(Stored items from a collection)
* * *

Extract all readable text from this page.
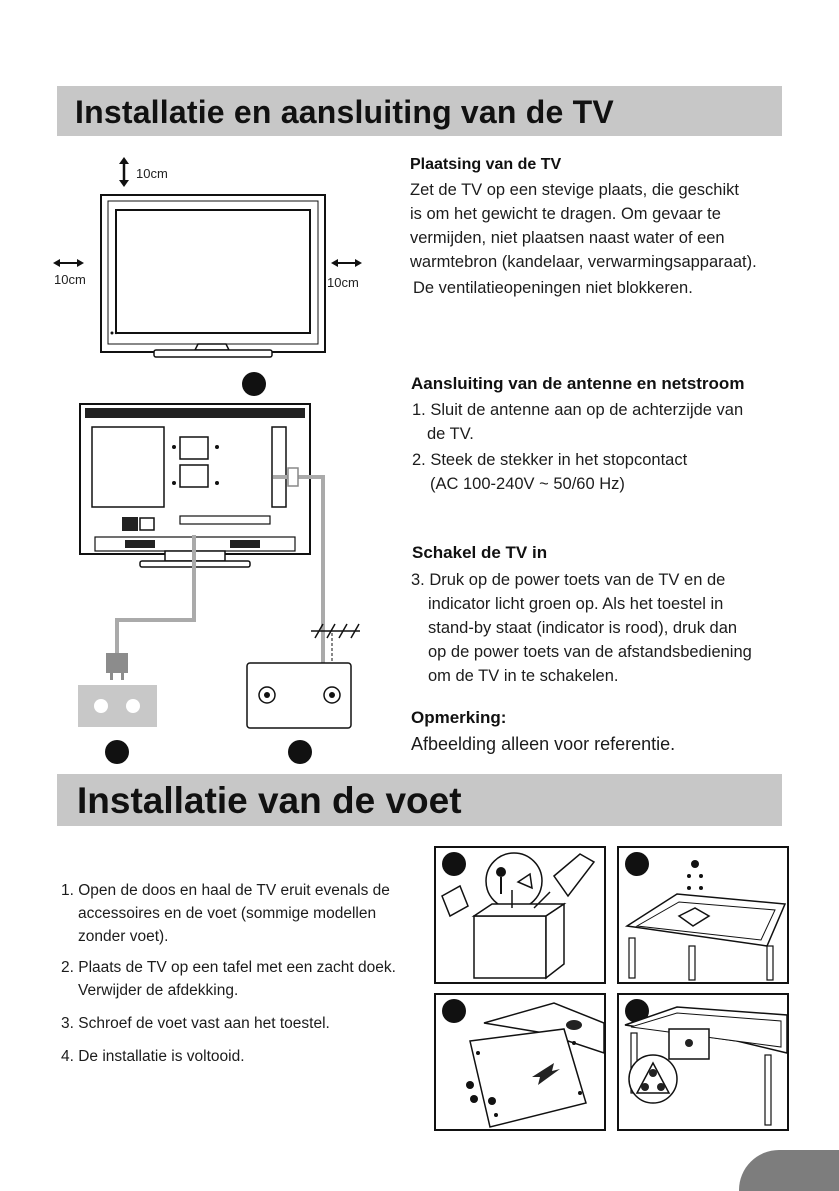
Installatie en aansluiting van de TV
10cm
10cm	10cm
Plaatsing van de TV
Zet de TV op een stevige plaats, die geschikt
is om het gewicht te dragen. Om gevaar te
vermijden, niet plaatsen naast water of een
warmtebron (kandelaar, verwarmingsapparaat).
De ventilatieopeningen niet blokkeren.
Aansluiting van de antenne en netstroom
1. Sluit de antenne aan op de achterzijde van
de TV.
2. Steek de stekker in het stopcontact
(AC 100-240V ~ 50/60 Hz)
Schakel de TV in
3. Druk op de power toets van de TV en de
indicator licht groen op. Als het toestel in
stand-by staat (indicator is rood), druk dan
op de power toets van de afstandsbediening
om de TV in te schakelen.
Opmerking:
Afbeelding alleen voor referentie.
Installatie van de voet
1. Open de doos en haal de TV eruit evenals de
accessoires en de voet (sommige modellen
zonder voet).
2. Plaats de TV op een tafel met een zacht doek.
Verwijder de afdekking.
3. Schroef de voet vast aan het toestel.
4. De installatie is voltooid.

* * *

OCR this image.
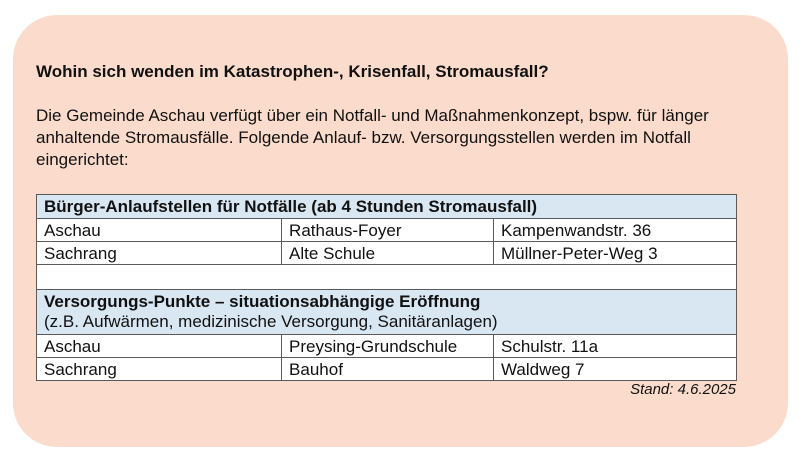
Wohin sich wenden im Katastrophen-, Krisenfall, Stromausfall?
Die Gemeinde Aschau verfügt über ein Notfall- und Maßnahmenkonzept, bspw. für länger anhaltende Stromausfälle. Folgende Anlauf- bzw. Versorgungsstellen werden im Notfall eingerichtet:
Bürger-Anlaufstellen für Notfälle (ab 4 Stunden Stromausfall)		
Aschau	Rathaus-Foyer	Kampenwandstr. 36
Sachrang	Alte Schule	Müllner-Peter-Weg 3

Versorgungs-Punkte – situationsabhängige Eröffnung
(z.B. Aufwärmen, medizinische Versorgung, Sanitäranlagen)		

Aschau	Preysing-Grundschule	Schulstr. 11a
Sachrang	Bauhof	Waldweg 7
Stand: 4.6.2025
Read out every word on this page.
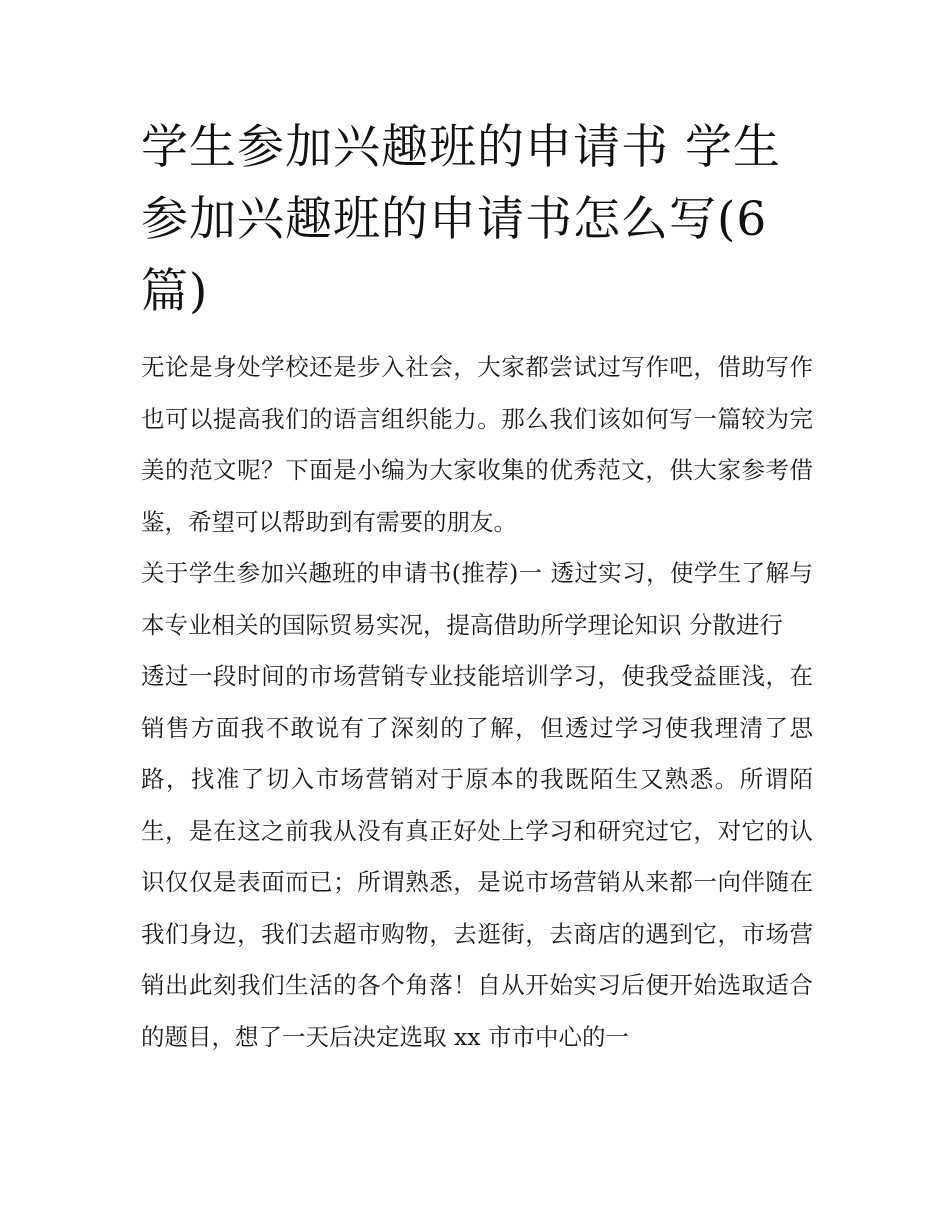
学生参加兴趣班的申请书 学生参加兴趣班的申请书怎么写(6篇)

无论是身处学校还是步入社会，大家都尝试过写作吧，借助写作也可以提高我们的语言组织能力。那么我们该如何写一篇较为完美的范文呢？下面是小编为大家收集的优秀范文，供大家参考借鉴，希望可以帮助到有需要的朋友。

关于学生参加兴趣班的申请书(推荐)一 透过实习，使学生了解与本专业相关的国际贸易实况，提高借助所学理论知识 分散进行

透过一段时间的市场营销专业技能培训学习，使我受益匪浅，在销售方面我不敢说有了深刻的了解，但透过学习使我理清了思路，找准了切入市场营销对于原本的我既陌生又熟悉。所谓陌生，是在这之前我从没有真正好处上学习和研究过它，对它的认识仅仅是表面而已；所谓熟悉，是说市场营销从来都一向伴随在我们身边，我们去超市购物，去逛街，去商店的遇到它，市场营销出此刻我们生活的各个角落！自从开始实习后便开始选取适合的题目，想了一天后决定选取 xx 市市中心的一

* * *

◆ EXERCISE GOAL: In the records above, tally the lines where the word "toets" appears, and give the number and nothing else.

◆ THE ANSWER: 2